*Work instructions*
Return the listing word for word, as given.

*Data to process*
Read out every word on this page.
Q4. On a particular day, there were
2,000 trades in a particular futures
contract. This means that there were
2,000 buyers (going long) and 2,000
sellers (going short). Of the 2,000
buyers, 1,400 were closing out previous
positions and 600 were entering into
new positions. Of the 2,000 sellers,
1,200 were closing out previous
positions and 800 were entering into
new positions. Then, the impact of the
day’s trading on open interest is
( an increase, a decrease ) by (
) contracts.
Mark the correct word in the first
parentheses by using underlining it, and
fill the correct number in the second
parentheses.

*Correct answer*
Read out every word on this page.
Q4. On a particular day, there were
2,000 trades in a particular futures
contract. This means that there were
2,000 buyers (going long) and 2,000
sellers (going short). Of the 2,000
buyers, 1,400 were closing out previous
positions and 600 were entering into
new positions. Of the 2,000 sellers,
1,200 were closing out previous
positions and 800 were entering into
new positions. Then, the impact of the
day’s trading on open interest is
( an increase, a decrease ) by (
) contracts.
Mark the correct word in the first
parentheses by using underlining it, and
fill the correct number in the second
parentheses.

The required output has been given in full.